Data items
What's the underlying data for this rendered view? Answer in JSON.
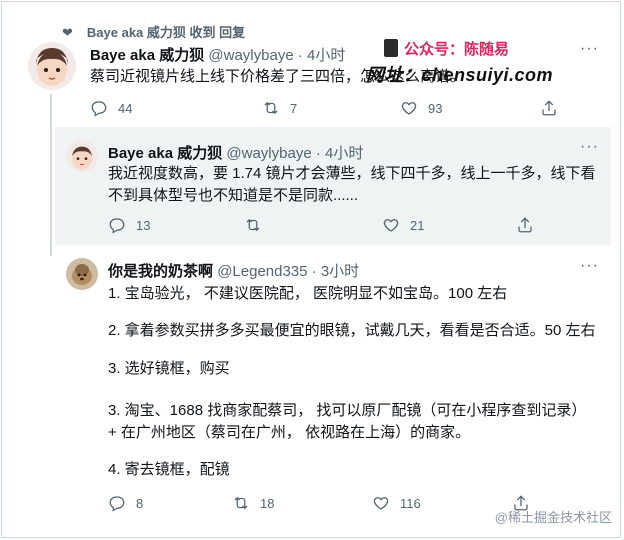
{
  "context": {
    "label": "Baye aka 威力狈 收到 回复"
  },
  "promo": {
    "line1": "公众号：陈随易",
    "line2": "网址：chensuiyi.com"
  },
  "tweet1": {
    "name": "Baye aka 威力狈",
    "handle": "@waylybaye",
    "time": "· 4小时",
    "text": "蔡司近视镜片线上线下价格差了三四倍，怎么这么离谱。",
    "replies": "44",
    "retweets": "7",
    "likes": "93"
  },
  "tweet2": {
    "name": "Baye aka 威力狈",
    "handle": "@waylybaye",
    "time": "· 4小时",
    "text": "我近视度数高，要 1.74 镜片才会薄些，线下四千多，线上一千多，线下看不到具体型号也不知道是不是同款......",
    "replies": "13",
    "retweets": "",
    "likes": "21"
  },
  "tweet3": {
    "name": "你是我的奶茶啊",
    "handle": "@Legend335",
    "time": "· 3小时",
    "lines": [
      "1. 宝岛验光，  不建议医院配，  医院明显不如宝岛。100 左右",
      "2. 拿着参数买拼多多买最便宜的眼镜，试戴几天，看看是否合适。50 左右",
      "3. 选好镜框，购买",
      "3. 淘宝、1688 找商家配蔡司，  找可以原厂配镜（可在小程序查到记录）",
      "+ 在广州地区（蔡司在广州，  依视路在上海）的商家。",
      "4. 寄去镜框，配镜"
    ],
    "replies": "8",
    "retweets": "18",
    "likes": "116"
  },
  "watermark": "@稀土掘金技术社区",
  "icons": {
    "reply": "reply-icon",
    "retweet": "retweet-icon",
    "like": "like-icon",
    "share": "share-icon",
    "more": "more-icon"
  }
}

[Stated task]
Return each line of the data, keeping its wording exact and omitting pictures.

[Solution for this problem]
What's the underlying data for this rendered view? Answer in JSON.
{
  "context": {
    "label": "Baye aka 威力狈 收到 回复"
  },
  "promo": {
    "line1": "公众号：陈随易",
    "line2": "网址：chensuiyi.com"
  },
  "tweet1": {
    "name": "Baye aka 威力狈",
    "handle": "@waylybaye",
    "time": "· 4小时",
    "text": "蔡司近视镜片线上线下价格差了三四倍，怎么这么离谱。",
    "replies": "44",
    "retweets": "7",
    "likes": "93"
  },
  "tweet2": {
    "name": "Baye aka 威力狈",
    "handle": "@waylybaye",
    "time": "· 4小时",
    "text": "我近视度数高，要 1.74 镜片才会薄些，线下四千多，线上一千多，线下看不到具体型号也不知道是不是同款......",
    "replies": "13",
    "retweets": "",
    "likes": "21"
  },
  "tweet3": {
    "name": "你是我的奶茶啊",
    "handle": "@Legend335",
    "time": "· 3小时",
    "lines": [
      "1. 宝岛验光，  不建议医院配，  医院明显不如宝岛。100 左右",
      "2. 拿着参数买拼多多买最便宜的眼镜，试戴几天，看看是否合适。50 左右",
      "3. 选好镜框，购买",
      "3. 淘宝、1688 找商家配蔡司，  找可以原厂配镜（可在小程序查到记录）",
      "+ 在广州地区（蔡司在广州，  依视路在上海）的商家。",
      "4. 寄去镜框，配镜"
    ],
    "replies": "8",
    "retweets": "18",
    "likes": "116"
  },
  "watermark": "@稀土掘金技术社区",
  "icons": {
    "reply": "reply-icon",
    "retweet": "retweet-icon",
    "like": "like-icon",
    "share": "share-icon",
    "more": "more-icon"
  }
}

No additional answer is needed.